▶ _Text segment_:
---+---

Typed languages win back the center. TypeScript over JavaScript, Rust into systems work, the rapid retrofitting of gradual types onto Python and Ruby — adoption climbs fastest exactly where agents do the most writing, because a type is at once the cheapest oracle to manufacture and one of the most precise — it pins a decision down exactly, with no ambiguity left for the model to re-roll, and makes the modification closure mechanically visible. Dynamic ecosystems respond by bolting static layers on, and the direction of travel is one-way. The falsifier is clean: if a decade out the dominant agent stack is untyped and thriving on it, this chapter was wrong.

Architecture’s payoff moves to separating the what from the how. The most valuable thing design does at this grain is draw a clean line between the decisions that carry an oracle and the ones that never will — isolating the what to do, where only human judgment settles what counts as right, from the how to do it, where an agent can check itself and converge. A system carved along that seam hands the agent wide territory it can work cheaply and verify on its own, while concentrating the expensive, un-oracled judgment into a small, legible surface a human can actually hold. Whether those boundaries are also mechanically enforced matters less than where they are drawn: architectures that make the what/how split explicit see their return jump, and ones that smear the two together across every module leave a human auditing everywhere at once.

Spec-driven design plateaus, because code is the most precise spec there is. The spec-first orthodoxy puts all its weight on the document as the artifact that matters, and that is the wrong bet. A spec in prose pins down what to do only loosely; whatever it leaves unsaid, the model re-decides on every run. The most exact and complete expression of intent we have is the code itself. So the forecast is that attention spent on the spec alone stalls exactly where the spec stops fixing the answer, and the pattern that lasts pushes intent into the code as executable form, treating the code as the canonical what and the spec as a lossy view of it.

An oracle-manufacturing industry forms. Contracts, property-based testing, runtime assertions, schema validation, executable architecture checks — tooling whose entire job is to convert a human judgment into an automatic signal becomes a category with its own budget line and its own venture thesis. What it sells is the one resource AI made scarce: output you can trust without reading every line.

The codebase becomes the moat. Give two teams the same models, the same agents, and the same headcount, and they diverge on the only thing that matters — how much of the agent’s output they can merge without a human audit. The differentiator is the verifiability of the codebase, and a better model does not close the gap. Expect that property to get measured: a verifiability metric on the CI dashboard, in technical due diligence, in the honest valuation of what an acquisition’s code is actually worth.

The engineer’s job concentrates on the un-oracled half. As the how falls to the agent, the work that stays human is deciding what to build, defining what counts as right, and catching the almost right. Hiring, titles, and seniority tilt toward specification, boundary design, and review. Implementation as a standalone role — typing code from someone else’s specification — fades out, because that half of the work now belongs to agents.

One last bet rides on top of all of them. Once checks are cheap to mass-produce, the scarce skill flips from writing them to deleting the ones that lie. Flaky and tautological checks become a dominant failure mode, and managing the signal-to-noise of the check suite turns into a named discipline.

Every one of these reduces to the same claim, now stated as a forecast rather than an observation: the worth of a codebase is migrating toward how much of its correctness an agent can verify on its own. Reliable coding agents need better codebases — and the next few years will make that concrete, team by team, settled by who can trust what their agents ship.

---+---

▶ _Study material_:
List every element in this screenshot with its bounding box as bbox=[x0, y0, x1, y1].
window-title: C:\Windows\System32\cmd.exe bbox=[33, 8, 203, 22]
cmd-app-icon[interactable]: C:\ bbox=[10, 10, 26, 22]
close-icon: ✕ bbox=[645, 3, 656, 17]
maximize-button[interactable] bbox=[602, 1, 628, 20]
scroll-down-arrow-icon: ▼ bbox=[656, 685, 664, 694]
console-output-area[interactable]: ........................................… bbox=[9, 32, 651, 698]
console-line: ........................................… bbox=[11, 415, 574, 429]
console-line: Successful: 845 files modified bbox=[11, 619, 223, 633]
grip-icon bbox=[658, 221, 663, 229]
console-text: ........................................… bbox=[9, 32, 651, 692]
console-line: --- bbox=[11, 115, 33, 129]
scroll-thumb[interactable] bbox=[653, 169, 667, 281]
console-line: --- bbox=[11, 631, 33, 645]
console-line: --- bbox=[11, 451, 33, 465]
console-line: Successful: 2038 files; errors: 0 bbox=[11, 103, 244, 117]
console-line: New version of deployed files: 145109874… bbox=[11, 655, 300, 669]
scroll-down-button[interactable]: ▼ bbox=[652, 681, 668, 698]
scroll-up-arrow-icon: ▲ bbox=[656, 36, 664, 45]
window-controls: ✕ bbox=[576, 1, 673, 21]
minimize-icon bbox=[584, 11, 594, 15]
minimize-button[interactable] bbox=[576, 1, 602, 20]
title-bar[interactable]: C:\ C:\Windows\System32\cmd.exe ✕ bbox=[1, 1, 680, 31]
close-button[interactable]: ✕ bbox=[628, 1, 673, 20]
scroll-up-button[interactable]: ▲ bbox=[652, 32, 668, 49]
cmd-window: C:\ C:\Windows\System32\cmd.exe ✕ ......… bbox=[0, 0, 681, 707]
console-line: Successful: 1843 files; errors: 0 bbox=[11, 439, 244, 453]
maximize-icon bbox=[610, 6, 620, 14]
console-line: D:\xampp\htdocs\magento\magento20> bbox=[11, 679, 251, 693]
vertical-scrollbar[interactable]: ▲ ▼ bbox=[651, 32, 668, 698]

---+---

▶ _Directions for this task_: Write out word for word the part of the text on coding agents starting with "An oracle-manufacturing industry" and going on through "reading every line.". You can leave the items aside; none of them is used here.

▶ _Solution for this problem_:
An oracle-manufacturing industry forms. Contracts, property-based testing, runtime assertions, schema validation, executable architecture checks — tooling whose entire job is to convert a human judgment into an automatic signal becomes a category with its own budget line and its own venture thesis. What it sells is the one resource AI made scarce: output you can trust without reading every line.